(Collected data entries)
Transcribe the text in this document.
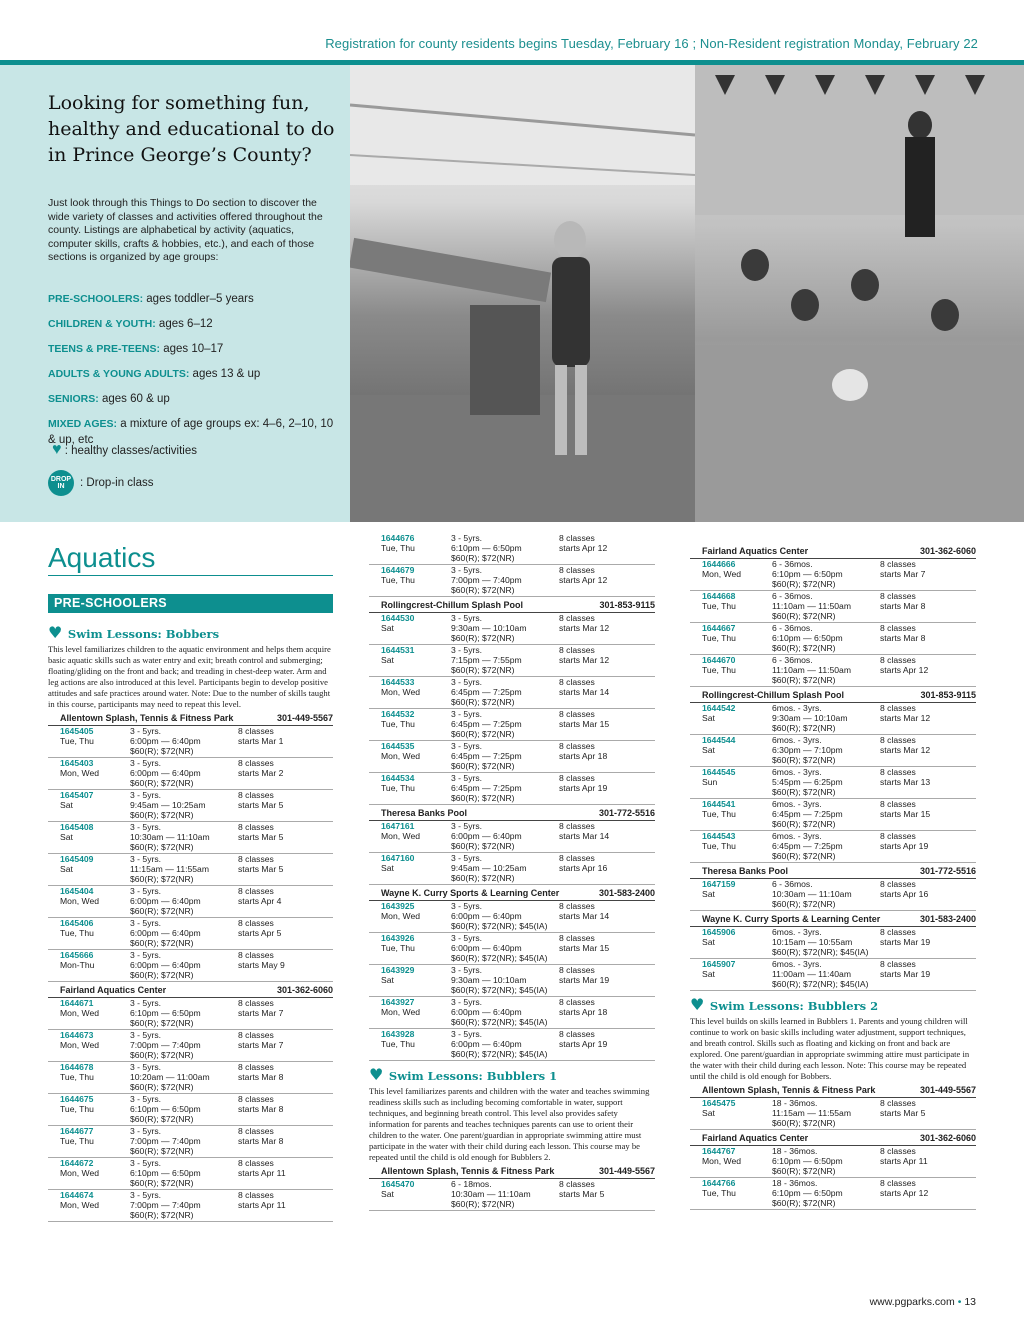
Registration for county residents begins Tuesday, February 16 ; Non-Resident registration Monday, February 22
Looking for something fun, healthy and educational to do in Prince George’s County?
Just look through this Things to Do section to discover the wide variety of classes and activities offered throughout the county. Listings are alphabetical by activity (aquatics, computer skills, crafts & hobbies, etc.), and each of those sections is organized by age groups:
PRE-SCHOOLERS: ages toddler–5 years
CHILDREN & YOUTH: ages 6–12
TEENS & PRE-TEENS: ages 10–17
ADULTS & YOUNG ADULTS: ages 13 & up
SENIORS: ages 60 & up
MIXED AGES: a mixture of age groups ex: 4–6, 2–10, 10 & up, etc
♥ : healthy classes/activities
DROP
IN : Drop-in class
Aquatics
PRE-SCHOOLERS
♥ Swim Lessons: Bobbers
This level familiarizes children to the aquatic environment and helps them acquire basic aquatic skills such as water entry and exit; breath control and submerging; floating/gliding on the front and back; and treading in chest-deep water. Arm and leg actions are also introduced at this level. Participants begin to develop positive attitudes and safe practices around water. Note: Due to the number of skills taught in this course, participants may need to repeat this level.
Allentown Splash, Tennis & Fitness Park	301-449-5567
1645405	3 - 5yrs.	8 classes
Tue, Thu	6:00pm — 6:40pm	starts Mar 1
$60(R); $72(NR)
1645403	3 - 5yrs.	8 classes
Mon, Wed	6:00pm — 6:40pm	starts Mar 2
$60(R); $72(NR)
1645407	3 - 5yrs.	8 classes
Sat	9:45am — 10:25am	starts Mar 5
$60(R); $72(NR)
1645408	3 - 5yrs.	8 classes
Sat	10:30am — 11:10am	starts Mar 5
$60(R); $72(NR)
1645409	3 - 5yrs.	8 classes
Sat	11:15am — 11:55am	starts Mar 5
$60(R); $72(NR)
1645404	3 - 5yrs.	8 classes
Mon, Wed	6:00pm — 6:40pm	starts Apr 4
$60(R); $72(NR)
1645406	3 - 5yrs.	8 classes
Tue, Thu	6:00pm — 6:40pm	starts Apr 5
$60(R); $72(NR)
1645666	3 - 5yrs.	8 classes
Mon-Thu	6:00pm — 6:40pm	starts May 9
$60(R); $72(NR)
Fairland Aquatics Center	301-362-6060
1644671	3 - 5yrs.	8 classes
Mon, Wed	6:10pm — 6:50pm	starts Mar 7
$60(R); $72(NR)
1644673	3 - 5yrs.	8 classes
Mon, Wed	7:00pm — 7:40pm	starts Mar 7
$60(R); $72(NR)
1644678	3 - 5yrs.	8 classes
Tue, Thu	10:20am — 11:00am	starts Mar 8
$60(R); $72(NR)
1644675	3 - 5yrs.	8 classes
Tue, Thu	6:10pm — 6:50pm	starts Mar 8
$60(R); $72(NR)
1644677	3 - 5yrs.	8 classes
Tue, Thu	7:00pm — 7:40pm	starts Mar 8
$60(R); $72(NR)
1644672	3 - 5yrs.	8 classes
Mon, Wed	6:10pm — 6:50pm	starts Apr 11
$60(R); $72(NR)
1644674	3 - 5yrs.	8 classes
Mon, Wed	7:00pm — 7:40pm	starts Apr 11
$60(R); $72(NR)
1644676	3 - 5yrs.	8 classes
Tue, Thu	6:10pm — 6:50pm	starts Apr 12
$60(R); $72(NR)
1644679	3 - 5yrs.	8 classes
Tue, Thu	7:00pm — 7:40pm	starts Apr 12
$60(R); $72(NR)
Rollingcrest-Chillum Splash Pool	301-853-9115
1644530	3 - 5yrs.	8 classes
Sat	9:30am — 10:10am	starts Mar 12
$60(R); $72(NR)
1644531	3 - 5yrs.	8 classes
Sat	7:15pm — 7:55pm	starts Mar 12
$60(R); $72(NR)
1644533	3 - 5yrs.	8 classes
Mon, Wed	6:45pm — 7:25pm	starts Mar 14
$60(R); $72(NR)
1644532	3 - 5yrs.	8 classes
Tue, Thu	6:45pm — 7:25pm	starts Mar 15
$60(R); $72(NR)
1644535	3 - 5yrs.	8 classes
Mon, Wed	6:45pm — 7:25pm	starts Apr 18
$60(R); $72(NR)
1644534	3 - 5yrs.	8 classes
Tue, Thu	6:45pm — 7:25pm	starts Apr 19
$60(R); $72(NR)
Theresa Banks Pool	301-772-5516
1647161	3 - 5yrs.	8 classes
Mon, Wed	6:00pm — 6:40pm	starts Mar 14
$60(R); $72(NR)
1647160	3 - 5yrs.	8 classes
Sat	9:45am — 10:25am	starts Apr 16
$60(R); $72(NR)
Wayne K. Curry Sports & Learning Center	301-583-2400
1643925	3 - 5yrs.	8 classes
Mon, Wed	6:00pm — 6:40pm	starts Mar 14
$60(R); $72(NR); $45(IA)
1643926	3 - 5yrs.	8 classes
Tue, Thu	6:00pm — 6:40pm	starts Mar 15
$60(R); $72(NR); $45(IA)
1643929	3 - 5yrs.	8 classes
Sat	9:30am — 10:10am	starts Mar 19
$60(R); $72(NR); $45(IA)
1643927	3 - 5yrs.	8 classes
Mon, Wed	6:00pm — 6:40pm	starts Apr 18
$60(R); $72(NR); $45(IA)
1643928	3 - 5yrs.	8 classes
Tue, Thu	6:00pm — 6:40pm	starts Apr 19
$60(R); $72(NR); $45(IA)
♥ Swim Lessons: Bubblers 1
This level familiarizes parents and children with the water and teaches swimming readiness skills such as including becoming comfortable in water, support techniques, and beginning breath control. This level also provides safety information for parents and teaches techniques parents can use to orient their children to the water. One parent/guardian in appropriate swimming attire must participate in the water with their child during each lesson. This course may be repeated until the child is old enough for Bubblers 2.
Allentown Splash, Tennis & Fitness Park	301-449-5567
1645470	6 - 18mos.	8 classes
Sat	10:30am — 11:10am	starts Mar 5
$60(R); $72(NR)
Fairland Aquatics Center	301-362-6060
1644666	6 - 36mos.	8 classes
Mon, Wed	6:10pm — 6:50pm	starts Mar 7
$60(R); $72(NR)
1644668	6 - 36mos.	8 classes
Tue, Thu	11:10am — 11:50am	starts Mar 8
$60(R); $72(NR)
1644667	6 - 36mos.	8 classes
Tue, Thu	6:10pm — 6:50pm	starts Mar 8
$60(R); $72(NR)
1644670	6 - 36mos.	8 classes
Tue, Thu	11:10am — 11:50am	starts Apr 12
$60(R); $72(NR)
Rollingcrest-Chillum Splash Pool	301-853-9115
1644542	6mos. - 3yrs.	8 classes
Sat	9:30am — 10:10am	starts Mar 12
$60(R); $72(NR)
1644544	6mos. - 3yrs.	8 classes
Sat	6:30pm — 7:10pm	starts Mar 12
$60(R); $72(NR)
1644545	6mos. - 3yrs.	8 classes
Sun	5:45pm — 6:25pm	starts Mar 13
$60(R); $72(NR)
1644541	6mos. - 3yrs.	8 classes
Tue, Thu	6:45pm — 7:25pm	starts Mar 15
$60(R); $72(NR)
1644543	6mos. - 3yrs.	8 classes
Tue, Thu	6:45pm — 7:25pm	starts Apr 19
$60(R); $72(NR)
Theresa Banks Pool	301-772-5516
1647159	6 - 36mos.	8 classes
Sat	10:30am — 11:10am	starts Apr 16
$60(R); $72(NR)
Wayne K. Curry Sports & Learning Center	301-583-2400
1645906	6mos. - 3yrs.	8 classes
Sat	10:15am — 10:55am	starts Mar 19
$60(R); $72(NR); $45(IA)
1645907	6mos. - 3yrs.	8 classes
Sat	11:00am — 11:40am	starts Mar 19
$60(R); $72(NR); $45(IA)
♥ Swim Lessons: Bubblers 2
This level builds on skills learned in Bubblers 1. Parents and young children will continue to work on basic skills including water adjustment, support techniques, and breath control. Skills such as floating and kicking on front and back are explored. One parent/guardian in appropriate swimming attire must participate in the water with their child during each lesson. Note: This course may be repeated until the child is old enough for Bobbers.
Allentown Splash, Tennis & Fitness Park	301-449-5567
1645475	18 - 36mos.	8 classes
Sat	11:15am — 11:55am	starts Mar 5
$60(R); $72(NR)
Fairland Aquatics Center	301-362-6060
1644767	18 - 36mos.	8 classes
Mon, Wed	6:10pm — 6:50pm	starts Apr 11
$60(R); $72(NR)
1644766	18 - 36mos.	8 classes
Tue, Thu	6:10pm — 6:50pm	starts Apr 12
$60(R); $72(NR)
www.pgparks.com • 13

Requirement. Copy all lines from the material that hold "healthy".

Exercise result.
Looking for something fun, healthy and educational to do in Prince George’s County?
♥ : healthy classes/activities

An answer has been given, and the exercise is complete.